MATERIAL SUPPLIED:
────
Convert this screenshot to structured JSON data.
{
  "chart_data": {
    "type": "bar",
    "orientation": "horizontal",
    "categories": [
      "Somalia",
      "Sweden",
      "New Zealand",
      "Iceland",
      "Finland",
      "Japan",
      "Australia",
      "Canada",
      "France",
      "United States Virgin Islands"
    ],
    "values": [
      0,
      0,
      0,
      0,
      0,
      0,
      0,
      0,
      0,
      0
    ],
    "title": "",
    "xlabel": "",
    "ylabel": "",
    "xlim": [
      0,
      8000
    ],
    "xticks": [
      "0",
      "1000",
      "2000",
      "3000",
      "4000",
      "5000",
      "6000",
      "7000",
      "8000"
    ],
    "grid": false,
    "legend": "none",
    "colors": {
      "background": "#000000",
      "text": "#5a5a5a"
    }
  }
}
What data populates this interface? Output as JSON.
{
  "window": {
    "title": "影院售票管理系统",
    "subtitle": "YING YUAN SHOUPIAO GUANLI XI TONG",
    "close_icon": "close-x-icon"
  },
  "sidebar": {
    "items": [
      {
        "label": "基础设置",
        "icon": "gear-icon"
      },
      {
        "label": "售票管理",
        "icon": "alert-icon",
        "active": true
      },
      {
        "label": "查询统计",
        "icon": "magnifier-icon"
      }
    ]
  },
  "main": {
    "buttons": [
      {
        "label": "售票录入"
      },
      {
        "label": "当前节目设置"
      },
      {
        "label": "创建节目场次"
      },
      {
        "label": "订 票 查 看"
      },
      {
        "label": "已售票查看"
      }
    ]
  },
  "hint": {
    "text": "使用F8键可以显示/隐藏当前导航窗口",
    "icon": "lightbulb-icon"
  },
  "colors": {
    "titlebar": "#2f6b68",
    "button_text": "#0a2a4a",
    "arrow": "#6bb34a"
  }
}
────
EXERCISE BRIEF: Repeat the data above exactly.

CORRECT RESPONSE:
Convert this screenshot to structured JSON data.
{
  "chart_data": {
    "type": "bar",
    "orientation": "horizontal",
    "categories": [
      "Somalia",
      "Sweden",
      "New Zealand",
      "Iceland",
      "Finland",
      "Japan",
      "Australia",
      "Canada",
      "France",
      "United States Virgin Islands"
    ],
    "values": [
      0,
      0,
      0,
      0,
      0,
      0,
      0,
      0,
      0,
      0
    ],
    "title": "",
    "xlabel": "",
    "ylabel": "",
    "xlim": [
      0,
      8000
    ],
    "xticks": [
      "0",
      "1000",
      "2000",
      "3000",
      "4000",
      "5000",
      "6000",
      "7000",
      "8000"
    ],
    "grid": false,
    "legend": "none",
    "colors": {
      "background": "#000000",
      "text": "#5a5a5a"
    }
  }
}
What data populates this interface? Output as JSON.
{
  "window": {
    "title": "影院售票管理系统",
    "subtitle": "YING YUAN SHOUPIAO GUANLI XI TONG",
    "close_icon": "close-x-icon"
  },
  "sidebar": {
    "items": [
      {
        "label": "基础设置",
        "icon": "gear-icon"
      },
      {
        "label": "售票管理",
        "icon": "alert-icon",
        "active": true
      },
      {
        "label": "查询统计",
        "icon": "magnifier-icon"
      }
    ]
  },
  "main": {
    "buttons": [
      {
        "label": "售票录入"
      },
      {
        "label": "当前节目设置"
      },
      {
        "label": "创建节目场次"
      },
      {
        "label": "订 票 查 看"
      },
      {
        "label": "已售票查看"
      }
    ]
  },
  "hint": {
    "text": "使用F8键可以显示/隐藏当前导航窗口",
    "icon": "lightbulb-icon"
  },
  "colors": {
    "titlebar": "#2f6b68",
    "button_text": "#0a2a4a",
    "arrow": "#6bb34a"
  }
}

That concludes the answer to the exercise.